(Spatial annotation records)

## Begin

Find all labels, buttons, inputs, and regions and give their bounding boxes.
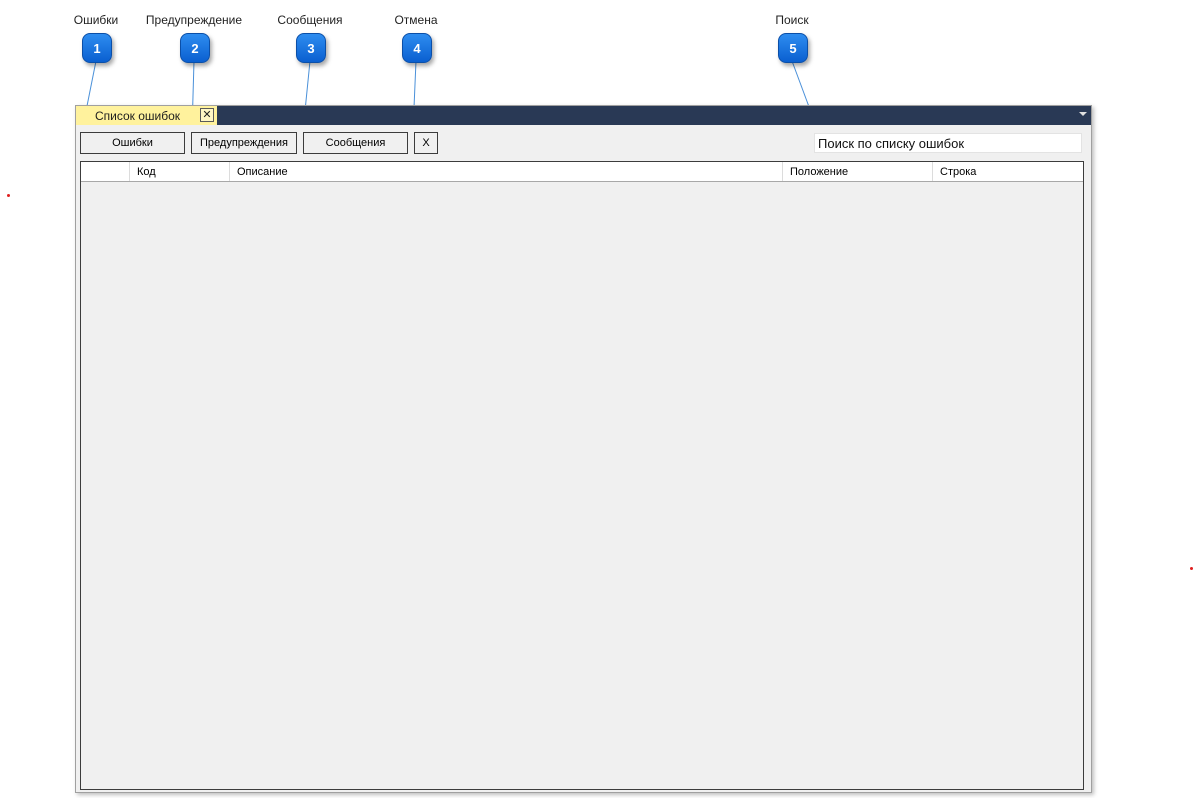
callout-badge-4: 4: [402, 33, 432, 63]
marker-dot: [7, 194, 10, 197]
callout-badge-1: 1: [82, 33, 112, 63]
close-icon[interactable]: ✕: [200, 108, 214, 122]
tab-title: Список ошибок: [95, 108, 181, 123]
column-header-select[interactable]: [81, 162, 130, 181]
search-input[interactable]: Поиск по списку ошибок: [814, 133, 1082, 153]
error-list-grid: Код Описание Положение Строка: [80, 161, 1084, 790]
tab-bar: Список ошибок ✕: [76, 106, 1091, 125]
callout-label-messages: Сообщения: [277, 13, 343, 27]
warnings-button[interactable]: Предупреждения: [191, 132, 297, 154]
messages-button[interactable]: Сообщения: [303, 132, 408, 154]
column-header-description[interactable]: Описание: [230, 162, 783, 181]
grid-header: Код Описание Положение Строка: [81, 162, 1083, 182]
callout-badge-3: 3: [296, 33, 326, 63]
chevron-down-icon[interactable]: [1079, 112, 1087, 116]
callout-label-cancel: Отмена: [394, 13, 438, 27]
tab-error-list[interactable]: Список ошибок ✕: [76, 106, 217, 125]
callout-badge-5: 5: [778, 33, 808, 63]
column-header-line[interactable]: Строка: [933, 162, 1083, 181]
callout-label-errors: Ошибки: [73, 13, 119, 27]
column-header-location[interactable]: Положение: [783, 162, 933, 181]
callout-badge-2: 2: [180, 33, 210, 63]
column-header-code[interactable]: Код: [130, 162, 230, 181]
callout-label-search: Поиск: [775, 13, 809, 27]
errors-button[interactable]: Ошибки: [80, 132, 185, 154]
callout-label-warning: Предупреждение: [145, 13, 243, 27]
error-list-window: Список ошибок ✕ Ошибки Предупреждения Со…: [75, 105, 1092, 793]
marker-dot: [1190, 567, 1193, 570]
cancel-button[interactable]: X: [414, 132, 438, 154]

## End

Rename every "marker-dot" in the material to "anchor-dot" and give the lines again with nothing else changed. Leave the picture out.

FULL SOLUTION:
Find all labels, buttons, inputs, and regions and give their bounding boxes.
callout-badge-4: 4: [402, 33, 432, 63]
anchor-dot: [7, 194, 10, 197]
callout-badge-1: 1: [82, 33, 112, 63]
close-icon[interactable]: ✕: [200, 108, 214, 122]
tab-title: Список ошибок: [95, 108, 181, 123]
column-header-select[interactable]: [81, 162, 130, 181]
search-input[interactable]: Поиск по списку ошибок: [814, 133, 1082, 153]
error-list-grid: Код Описание Положение Строка: [80, 161, 1084, 790]
tab-bar: Список ошибок ✕: [76, 106, 1091, 125]
callout-label-messages: Сообщения: [277, 13, 343, 27]
warnings-button[interactable]: Предупреждения: [191, 132, 297, 154]
messages-button[interactable]: Сообщения: [303, 132, 408, 154]
column-header-description[interactable]: Описание: [230, 162, 783, 181]
grid-header: Код Описание Положение Строка: [81, 162, 1083, 182]
callout-badge-3: 3: [296, 33, 326, 63]
chevron-down-icon[interactable]: [1079, 112, 1087, 116]
callout-label-cancel: Отмена: [394, 13, 438, 27]
tab-error-list[interactable]: Список ошибок ✕: [76, 106, 217, 125]
callout-badge-5: 5: [778, 33, 808, 63]
column-header-line[interactable]: Строка: [933, 162, 1083, 181]
callout-label-errors: Ошибки: [73, 13, 119, 27]
column-header-location[interactable]: Положение: [783, 162, 933, 181]
callout-badge-2: 2: [180, 33, 210, 63]
column-header-code[interactable]: Код: [130, 162, 230, 181]
callout-label-search: Поиск: [775, 13, 809, 27]
errors-button[interactable]: Ошибки: [80, 132, 185, 154]
callout-label-warning: Предупреждение: [145, 13, 243, 27]
error-list-window: Список ошибок ✕ Ошибки Предупреждения Со…: [75, 105, 1092, 793]
anchor-dot: [1190, 567, 1193, 570]
cancel-button[interactable]: X: [414, 132, 438, 154]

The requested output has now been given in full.